= What you are asked to do =
Transcribe all records exactly.

= Data rows =
• • • •

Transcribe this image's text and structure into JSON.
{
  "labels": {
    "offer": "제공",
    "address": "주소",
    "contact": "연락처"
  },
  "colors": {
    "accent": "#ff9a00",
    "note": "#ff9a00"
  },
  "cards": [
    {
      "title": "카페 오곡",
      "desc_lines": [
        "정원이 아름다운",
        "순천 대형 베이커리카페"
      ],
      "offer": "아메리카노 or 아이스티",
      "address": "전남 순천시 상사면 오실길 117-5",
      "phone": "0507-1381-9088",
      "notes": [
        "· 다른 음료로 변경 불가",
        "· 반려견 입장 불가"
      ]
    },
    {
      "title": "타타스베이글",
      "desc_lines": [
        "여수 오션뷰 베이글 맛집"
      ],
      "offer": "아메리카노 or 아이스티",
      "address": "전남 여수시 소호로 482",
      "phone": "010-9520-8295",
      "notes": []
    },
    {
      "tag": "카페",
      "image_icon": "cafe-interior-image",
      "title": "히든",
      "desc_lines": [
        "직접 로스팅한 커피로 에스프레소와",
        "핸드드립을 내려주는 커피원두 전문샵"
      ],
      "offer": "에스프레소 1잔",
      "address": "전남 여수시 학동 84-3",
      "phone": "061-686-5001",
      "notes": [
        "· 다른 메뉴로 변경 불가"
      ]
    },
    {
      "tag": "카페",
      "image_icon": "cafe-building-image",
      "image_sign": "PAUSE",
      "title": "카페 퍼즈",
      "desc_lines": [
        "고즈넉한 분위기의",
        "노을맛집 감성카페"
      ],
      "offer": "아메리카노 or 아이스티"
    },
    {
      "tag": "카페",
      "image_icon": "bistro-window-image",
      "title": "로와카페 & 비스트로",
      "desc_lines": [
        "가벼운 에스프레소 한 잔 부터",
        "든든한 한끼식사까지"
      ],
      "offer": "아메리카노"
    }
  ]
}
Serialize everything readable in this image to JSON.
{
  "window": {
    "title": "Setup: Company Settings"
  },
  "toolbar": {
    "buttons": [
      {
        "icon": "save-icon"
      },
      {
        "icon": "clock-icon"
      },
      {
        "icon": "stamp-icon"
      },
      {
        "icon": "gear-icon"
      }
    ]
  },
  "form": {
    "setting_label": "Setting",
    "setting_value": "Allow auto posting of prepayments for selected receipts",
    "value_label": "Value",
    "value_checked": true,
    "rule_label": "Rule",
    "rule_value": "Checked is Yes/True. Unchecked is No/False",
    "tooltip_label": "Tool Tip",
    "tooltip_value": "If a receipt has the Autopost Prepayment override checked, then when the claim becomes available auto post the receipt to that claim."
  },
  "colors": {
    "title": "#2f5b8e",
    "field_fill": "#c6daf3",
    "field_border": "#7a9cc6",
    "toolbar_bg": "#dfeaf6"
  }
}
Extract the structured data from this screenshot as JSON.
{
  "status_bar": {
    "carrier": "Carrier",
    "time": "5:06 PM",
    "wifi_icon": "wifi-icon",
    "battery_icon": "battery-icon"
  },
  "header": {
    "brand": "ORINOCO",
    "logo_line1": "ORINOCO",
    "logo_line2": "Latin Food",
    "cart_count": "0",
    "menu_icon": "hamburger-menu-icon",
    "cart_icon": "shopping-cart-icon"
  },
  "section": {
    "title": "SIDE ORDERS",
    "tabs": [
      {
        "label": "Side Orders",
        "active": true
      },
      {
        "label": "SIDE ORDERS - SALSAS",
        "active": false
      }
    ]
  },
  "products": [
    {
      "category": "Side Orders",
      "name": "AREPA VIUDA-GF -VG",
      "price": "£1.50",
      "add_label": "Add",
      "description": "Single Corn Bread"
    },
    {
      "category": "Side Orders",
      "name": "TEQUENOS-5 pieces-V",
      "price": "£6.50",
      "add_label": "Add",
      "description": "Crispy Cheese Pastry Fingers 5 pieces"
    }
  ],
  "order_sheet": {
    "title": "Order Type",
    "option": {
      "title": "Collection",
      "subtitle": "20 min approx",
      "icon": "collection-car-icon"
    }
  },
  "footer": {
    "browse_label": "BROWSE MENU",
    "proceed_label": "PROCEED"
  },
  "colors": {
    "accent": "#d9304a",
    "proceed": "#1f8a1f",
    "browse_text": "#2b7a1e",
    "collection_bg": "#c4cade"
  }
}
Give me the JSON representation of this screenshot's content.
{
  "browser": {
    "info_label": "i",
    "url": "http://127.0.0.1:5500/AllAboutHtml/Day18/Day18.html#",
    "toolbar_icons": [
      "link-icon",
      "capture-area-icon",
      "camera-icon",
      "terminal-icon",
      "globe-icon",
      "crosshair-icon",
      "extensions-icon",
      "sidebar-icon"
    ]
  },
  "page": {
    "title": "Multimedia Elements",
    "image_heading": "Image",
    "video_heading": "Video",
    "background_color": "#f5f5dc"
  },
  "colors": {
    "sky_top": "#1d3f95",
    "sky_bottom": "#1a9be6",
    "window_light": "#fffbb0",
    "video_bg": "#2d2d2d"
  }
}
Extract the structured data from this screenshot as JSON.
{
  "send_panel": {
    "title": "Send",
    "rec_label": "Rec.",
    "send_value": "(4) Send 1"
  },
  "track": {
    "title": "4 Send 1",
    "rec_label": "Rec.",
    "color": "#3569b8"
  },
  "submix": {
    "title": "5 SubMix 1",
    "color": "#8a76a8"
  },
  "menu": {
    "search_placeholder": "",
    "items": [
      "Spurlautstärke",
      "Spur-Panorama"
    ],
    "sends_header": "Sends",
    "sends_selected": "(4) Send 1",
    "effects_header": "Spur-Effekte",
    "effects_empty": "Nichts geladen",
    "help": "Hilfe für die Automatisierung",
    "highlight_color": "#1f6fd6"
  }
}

• • • •

= Task answer =
Transcribe this image's text and structure into JSON.
{
  "labels": {
    "offer": "제공",
    "address": "주소",
    "contact": "연락처"
  },
  "colors": {
    "accent": "#ff9a00",
    "note": "#ff9a00"
  },
  "cards": [
    {
      "title": "카페 오곡",
      "desc_lines": [
        "정원이 아름다운",
        "순천 대형 베이커리카페"
      ],
      "offer": "아메리카노 or 아이스티",
      "address": "전남 순천시 상사면 오실길 117-5",
      "phone": "0507-1381-9088",
      "notes": [
        "· 다른 음료로 변경 불가",
        "· 반려견 입장 불가"
      ]
    },
    {
      "title": "타타스베이글",
      "desc_lines": [
        "여수 오션뷰 베이글 맛집"
      ],
      "offer": "아메리카노 or 아이스티",
      "address": "전남 여수시 소호로 482",
      "phone": "010-9520-8295",
      "notes": []
    },
    {
      "tag": "카페",
      "image_icon": "cafe-interior-image",
      "title": "히든",
      "desc_lines": [
        "직접 로스팅한 커피로 에스프레소와",
        "핸드드립을 내려주는 커피원두 전문샵"
      ],
      "offer": "에스프레소 1잔",
      "address": "전남 여수시 학동 84-3",
      "phone": "061-686-5001",
      "notes": [
        "· 다른 메뉴로 변경 불가"
      ]
    },
    {
      "tag": "카페",
      "image_icon": "cafe-building-image",
      "image_sign": "PAUSE",
      "title": "카페 퍼즈",
      "desc_lines": [
        "고즈넉한 분위기의",
        "노을맛집 감성카페"
      ],
      "offer": "아메리카노 or 아이스티"
    },
    {
      "tag": "카페",
      "image_icon": "bistro-window-image",
      "title": "로와카페 & 비스트로",
      "desc_lines": [
        "가벼운 에스프레소 한 잔 부터",
        "든든한 한끼식사까지"
      ],
      "offer": "아메리카노"
    }
  ]
}
Serialize everything readable in this image to JSON.
{
  "window": {
    "title": "Setup: Company Settings"
  },
  "toolbar": {
    "buttons": [
      {
        "icon": "save-icon"
      },
      {
        "icon": "clock-icon"
      },
      {
        "icon": "stamp-icon"
      },
      {
        "icon": "gear-icon"
      }
    ]
  },
  "form": {
    "setting_label": "Setting",
    "setting_value": "Allow auto posting of prepayments for selected receipts",
    "value_label": "Value",
    "value_checked": true,
    "rule_label": "Rule",
    "rule_value": "Checked is Yes/True. Unchecked is No/False",
    "tooltip_label": "Tool Tip",
    "tooltip_value": "If a receipt has the Autopost Prepayment override checked, then when the claim becomes available auto post the receipt to that claim."
  },
  "colors": {
    "title": "#2f5b8e",
    "field_fill": "#c6daf3",
    "field_border": "#7a9cc6",
    "toolbar_bg": "#dfeaf6"
  }
}
Extract the structured data from this screenshot as JSON.
{
  "status_bar": {
    "carrier": "Carrier",
    "time": "5:06 PM",
    "wifi_icon": "wifi-icon",
    "battery_icon": "battery-icon"
  },
  "header": {
    "brand": "ORINOCO",
    "logo_line1": "ORINOCO",
    "logo_line2": "Latin Food",
    "cart_count": "0",
    "menu_icon": "hamburger-menu-icon",
    "cart_icon": "shopping-cart-icon"
  },
  "section": {
    "title": "SIDE ORDERS",
    "tabs": [
      {
        "label": "Side Orders",
        "active": true
      },
      {
        "label": "SIDE ORDERS - SALSAS",
        "active": false
      }
    ]
  },
  "products": [
    {
      "category": "Side Orders",
      "name": "AREPA VIUDA-GF -VG",
      "price": "£1.50",
      "add_label": "Add",
      "description": "Single Corn Bread"
    },
    {
      "category": "Side Orders",
      "name": "TEQUENOS-5 pieces-V",
      "price": "£6.50",
      "add_label": "Add",
      "description": "Crispy Cheese Pastry Fingers 5 pieces"
    }
  ],
  "order_sheet": {
    "title": "Order Type",
    "option": {
      "title": "Collection",
      "subtitle": "20 min approx",
      "icon": "collection-car-icon"
    }
  },
  "footer": {
    "browse_label": "BROWSE MENU",
    "proceed_label": "PROCEED"
  },
  "colors": {
    "accent": "#d9304a",
    "proceed": "#1f8a1f",
    "browse_text": "#2b7a1e",
    "collection_bg": "#c4cade"
  }
}
Give me the JSON representation of this screenshot's content.
{
  "browser": {
    "info_label": "i",
    "url": "http://127.0.0.1:5500/AllAboutHtml/Day18/Day18.html#",
    "toolbar_icons": [
      "link-icon",
      "capture-area-icon",
      "camera-icon",
      "terminal-icon",
      "globe-icon",
      "crosshair-icon",
      "extensions-icon",
      "sidebar-icon"
    ]
  },
  "page": {
    "title": "Multimedia Elements",
    "image_heading": "Image",
    "video_heading": "Video",
    "background_color": "#f5f5dc"
  },
  "colors": {
    "sky_top": "#1d3f95",
    "sky_bottom": "#1a9be6",
    "window_light": "#fffbb0",
    "video_bg": "#2d2d2d"
  }
}
Extract the structured data from this screenshot as JSON.
{
  "send_panel": {
    "title": "Send",
    "rec_label": "Rec.",
    "send_value": "(4) Send 1"
  },
  "track": {
    "title": "4 Send 1",
    "rec_label": "Rec.",
    "color": "#3569b8"
  },
  "submix": {
    "title": "5 SubMix 1",
    "color": "#8a76a8"
  },
  "menu": {
    "search_placeholder": "",
    "items": [
      "Spurlautstärke",
      "Spur-Panorama"
    ],
    "sends_header": "Sends",
    "sends_selected": "(4) Send 1",
    "effects_header": "Spur-Effekte",
    "effects_empty": "Nichts geladen",
    "help": "Hilfe für die Automatisierung",
    "highlight_color": "#1f6fd6"
  }
}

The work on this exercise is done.